Recorded data:
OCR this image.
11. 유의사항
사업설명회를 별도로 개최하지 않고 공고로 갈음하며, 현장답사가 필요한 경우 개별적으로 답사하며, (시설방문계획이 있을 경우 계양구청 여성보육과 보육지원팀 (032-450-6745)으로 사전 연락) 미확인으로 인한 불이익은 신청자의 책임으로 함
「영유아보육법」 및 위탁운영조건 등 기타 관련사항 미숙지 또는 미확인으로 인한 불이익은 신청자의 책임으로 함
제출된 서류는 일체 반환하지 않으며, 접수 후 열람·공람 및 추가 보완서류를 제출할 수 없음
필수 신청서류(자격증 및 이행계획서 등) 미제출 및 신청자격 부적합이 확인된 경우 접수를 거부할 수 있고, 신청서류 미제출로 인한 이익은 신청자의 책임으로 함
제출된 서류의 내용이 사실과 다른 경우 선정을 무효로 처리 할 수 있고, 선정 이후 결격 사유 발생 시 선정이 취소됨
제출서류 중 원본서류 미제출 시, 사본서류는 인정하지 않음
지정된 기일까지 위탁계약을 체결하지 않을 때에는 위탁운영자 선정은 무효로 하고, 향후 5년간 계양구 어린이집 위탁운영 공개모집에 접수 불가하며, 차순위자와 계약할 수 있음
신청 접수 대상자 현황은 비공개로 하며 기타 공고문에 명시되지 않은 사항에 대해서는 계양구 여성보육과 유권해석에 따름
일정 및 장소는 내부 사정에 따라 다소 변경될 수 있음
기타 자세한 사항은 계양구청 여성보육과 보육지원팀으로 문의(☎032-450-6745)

**Instructions for the task**: Copy every line of the records word for word.

**Problem solution**:
OCR this image.
11. 유의사항
사업설명회를 별도로 개최하지 않고 공고로 갈음하며, 현장답사가 필요한 경우 개별적으로 답사하며, (시설방문계획이 있을 경우 계양구청 여성보육과 보육지원팀 (032-450-6745)으로 사전 연락) 미확인으로 인한 불이익은 신청자의 책임으로 함
「영유아보육법」 및 위탁운영조건 등 기타 관련사항 미숙지 또는 미확인으로 인한 불이익은 신청자의 책임으로 함
제출된 서류는 일체 반환하지 않으며, 접수 후 열람·공람 및 추가 보완서류를 제출할 수 없음
필수 신청서류(자격증 및 이행계획서 등) 미제출 및 신청자격 부적합이 확인된 경우 접수를 거부할 수 있고, 신청서류 미제출로 인한 이익은 신청자의 책임으로 함
제출된 서류의 내용이 사실과 다른 경우 선정을 무효로 처리 할 수 있고, 선정 이후 결격 사유 발생 시 선정이 취소됨
제출서류 중 원본서류 미제출 시, 사본서류는 인정하지 않음
지정된 기일까지 위탁계약을 체결하지 않을 때에는 위탁운영자 선정은 무효로 하고, 향후 5년간 계양구 어린이집 위탁운영 공개모집에 접수 불가하며, 차순위자와 계약할 수 있음
신청 접수 대상자 현황은 비공개로 하며 기타 공고문에 명시되지 않은 사항에 대해서는 계양구 여성보육과 유권해석에 따름
일정 및 장소는 내부 사정에 따라 다소 변경될 수 있음
기타 자세한 사항은 계양구청 여성보육과 보육지원팀으로 문의(☎032-450-6745)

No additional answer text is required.